# [Your goal]
Please retype the data in full and exactly; the pictures are not part of the copy.

━━ Records supplied

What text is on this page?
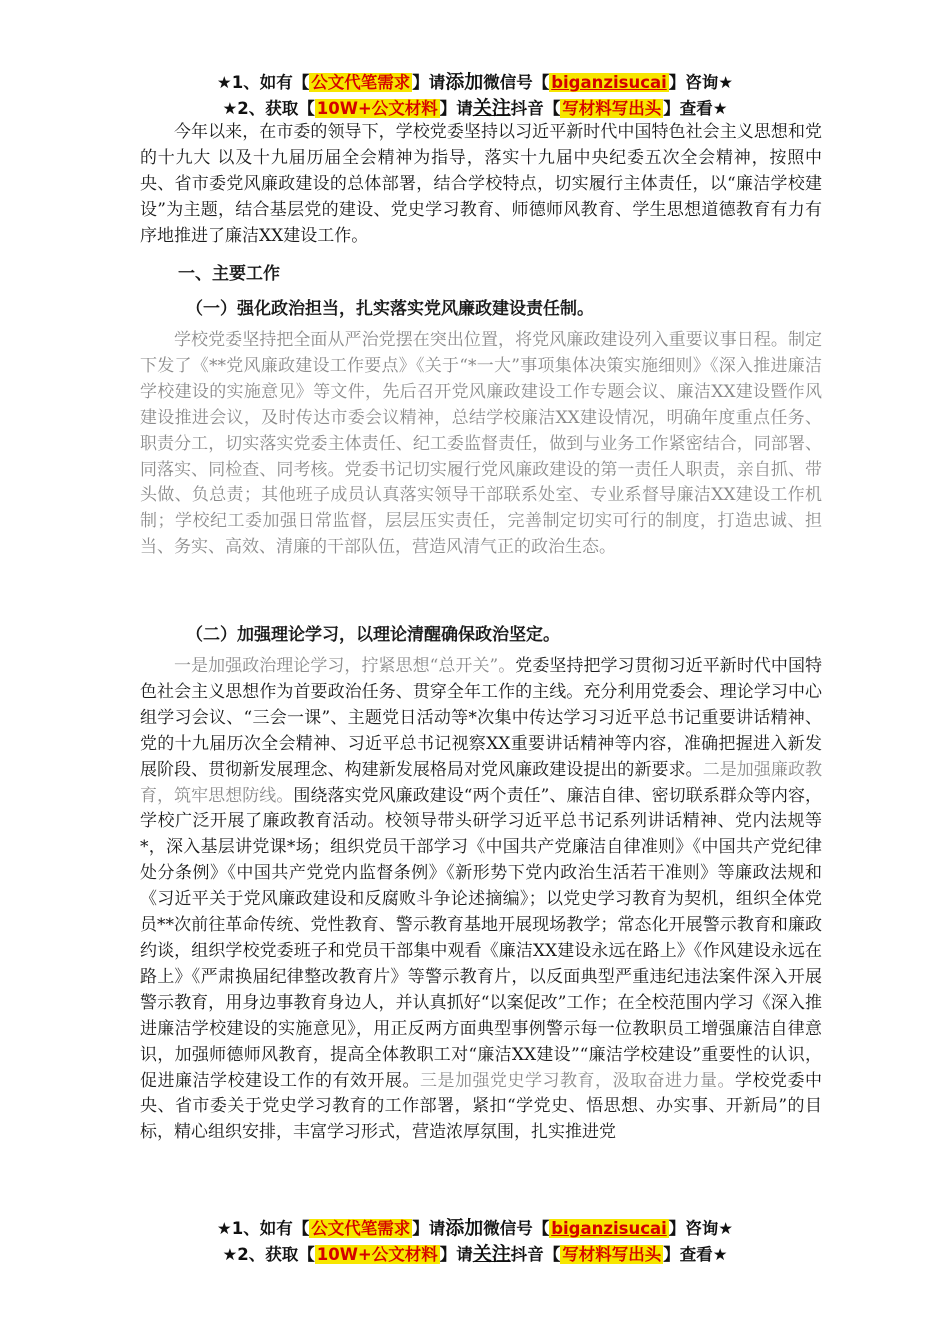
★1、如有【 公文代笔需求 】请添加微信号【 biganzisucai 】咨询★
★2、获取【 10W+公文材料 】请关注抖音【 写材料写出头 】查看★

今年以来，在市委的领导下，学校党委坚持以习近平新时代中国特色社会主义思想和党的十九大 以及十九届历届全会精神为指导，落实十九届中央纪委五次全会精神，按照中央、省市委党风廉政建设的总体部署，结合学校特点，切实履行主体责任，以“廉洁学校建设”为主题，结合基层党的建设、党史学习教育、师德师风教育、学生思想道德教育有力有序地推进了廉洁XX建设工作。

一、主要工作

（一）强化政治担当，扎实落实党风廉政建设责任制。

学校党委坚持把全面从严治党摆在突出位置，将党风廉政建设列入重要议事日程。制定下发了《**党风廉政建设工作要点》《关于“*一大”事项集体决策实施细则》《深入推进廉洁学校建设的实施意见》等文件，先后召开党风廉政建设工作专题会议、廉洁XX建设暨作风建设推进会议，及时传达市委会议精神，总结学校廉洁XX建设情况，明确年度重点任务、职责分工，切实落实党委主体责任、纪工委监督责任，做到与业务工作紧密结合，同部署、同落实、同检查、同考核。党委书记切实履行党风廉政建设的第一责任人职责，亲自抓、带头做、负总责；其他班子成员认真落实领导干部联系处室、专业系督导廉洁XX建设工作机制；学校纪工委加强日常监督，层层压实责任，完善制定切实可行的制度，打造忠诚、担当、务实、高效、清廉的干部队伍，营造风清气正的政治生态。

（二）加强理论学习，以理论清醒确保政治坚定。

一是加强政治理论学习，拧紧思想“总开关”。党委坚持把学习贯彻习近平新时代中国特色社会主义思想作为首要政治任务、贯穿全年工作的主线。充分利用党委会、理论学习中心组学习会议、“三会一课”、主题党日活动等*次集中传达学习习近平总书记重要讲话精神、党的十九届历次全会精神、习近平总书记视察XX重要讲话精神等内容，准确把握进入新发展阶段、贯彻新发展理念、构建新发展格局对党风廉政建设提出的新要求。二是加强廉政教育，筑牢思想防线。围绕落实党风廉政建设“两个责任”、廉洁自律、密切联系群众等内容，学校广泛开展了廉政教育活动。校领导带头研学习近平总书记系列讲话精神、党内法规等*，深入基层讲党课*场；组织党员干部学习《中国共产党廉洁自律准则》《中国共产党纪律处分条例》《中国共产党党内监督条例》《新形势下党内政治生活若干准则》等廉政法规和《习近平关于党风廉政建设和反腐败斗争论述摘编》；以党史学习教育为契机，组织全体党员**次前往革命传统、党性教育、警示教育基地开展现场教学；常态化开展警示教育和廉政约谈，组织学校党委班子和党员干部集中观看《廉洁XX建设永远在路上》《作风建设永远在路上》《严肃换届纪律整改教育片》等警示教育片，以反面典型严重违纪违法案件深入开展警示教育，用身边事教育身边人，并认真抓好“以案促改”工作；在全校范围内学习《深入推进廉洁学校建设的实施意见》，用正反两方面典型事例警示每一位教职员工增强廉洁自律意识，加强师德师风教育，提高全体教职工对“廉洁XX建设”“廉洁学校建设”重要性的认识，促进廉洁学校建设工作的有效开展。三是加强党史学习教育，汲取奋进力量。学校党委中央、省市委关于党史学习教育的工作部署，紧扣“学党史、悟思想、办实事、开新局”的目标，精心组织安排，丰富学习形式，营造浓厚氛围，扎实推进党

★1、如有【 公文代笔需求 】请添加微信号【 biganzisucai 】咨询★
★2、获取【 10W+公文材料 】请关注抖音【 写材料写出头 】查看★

━━━━

# [Expected answer]
What text is on this page?
★1、如有【 公文代笔需求 】请添加微信号【 biganzisucai 】咨询★
★2、获取【 10W+公文材料 】请关注抖音【 写材料写出头 】查看★

今年以来，在市委的领导下，学校党委坚持以习近平新时代中国特色社会主义思想和党的十九大 以及十九届历届全会精神为指导，落实十九届中央纪委五次全会精神，按照中央、省市委党风廉政建设的总体部署，结合学校特点，切实履行主体责任，以“廉洁学校建设”为主题，结合基层党的建设、党史学习教育、师德师风教育、学生思想道德教育有力有序地推进了廉洁XX建设工作。

一、主要工作

（一）强化政治担当，扎实落实党风廉政建设责任制。

学校党委坚持把全面从严治党摆在突出位置，将党风廉政建设列入重要议事日程。制定下发了《**党风廉政建设工作要点》《关于“*一大”事项集体决策实施细则》《深入推进廉洁学校建设的实施意见》等文件，先后召开党风廉政建设工作专题会议、廉洁XX建设暨作风建设推进会议，及时传达市委会议精神，总结学校廉洁XX建设情况，明确年度重点任务、职责分工，切实落实党委主体责任、纪工委监督责任，做到与业务工作紧密结合，同部署、同落实、同检查、同考核。党委书记切实履行党风廉政建设的第一责任人职责，亲自抓、带头做、负总责；其他班子成员认真落实领导干部联系处室、专业系督导廉洁XX建设工作机制；学校纪工委加强日常监督，层层压实责任，完善制定切实可行的制度，打造忠诚、担当、务实、高效、清廉的干部队伍，营造风清气正的政治生态。

（二）加强理论学习，以理论清醒确保政治坚定。

一是加强政治理论学习，拧紧思想“总开关”。党委坚持把学习贯彻习近平新时代中国特色社会主义思想作为首要政治任务、贯穿全年工作的主线。充分利用党委会、理论学习中心组学习会议、“三会一课”、主题党日活动等*次集中传达学习习近平总书记重要讲话精神、党的十九届历次全会精神、习近平总书记视察XX重要讲话精神等内容，准确把握进入新发展阶段、贯彻新发展理念、构建新发展格局对党风廉政建设提出的新要求。二是加强廉政教育，筑牢思想防线。围绕落实党风廉政建设“两个责任”、廉洁自律、密切联系群众等内容，学校广泛开展了廉政教育活动。校领导带头研学习近平总书记系列讲话精神、党内法规等*，深入基层讲党课*场；组织党员干部学习《中国共产党廉洁自律准则》《中国共产党纪律处分条例》《中国共产党党内监督条例》《新形势下党内政治生活若干准则》等廉政法规和《习近平关于党风廉政建设和反腐败斗争论述摘编》；以党史学习教育为契机，组织全体党员**次前往革命传统、党性教育、警示教育基地开展现场教学；常态化开展警示教育和廉政约谈，组织学校党委班子和党员干部集中观看《廉洁XX建设永远在路上》《作风建设永远在路上》《严肃换届纪律整改教育片》等警示教育片，以反面典型严重违纪违法案件深入开展警示教育，用身边事教育身边人，并认真抓好“以案促改”工作；在全校范围内学习《深入推进廉洁学校建设的实施意见》，用正反两方面典型事例警示每一位教职员工增强廉洁自律意识，加强师德师风教育，提高全体教职工对“廉洁XX建设”“廉洁学校建设”重要性的认识，促进廉洁学校建设工作的有效开展。三是加强党史学习教育，汲取奋进力量。学校党委中央、省市委关于党史学习教育的工作部署，紧扣“学党史、悟思想、办实事、开新局”的目标，精心组织安排，丰富学习形式，营造浓厚氛围，扎实推进党

★1、如有【 公文代笔需求 】请添加微信号【 biganzisucai 】咨询★
★2、获取【 10W+公文材料 】请关注抖音【 写材料写出头 】查看★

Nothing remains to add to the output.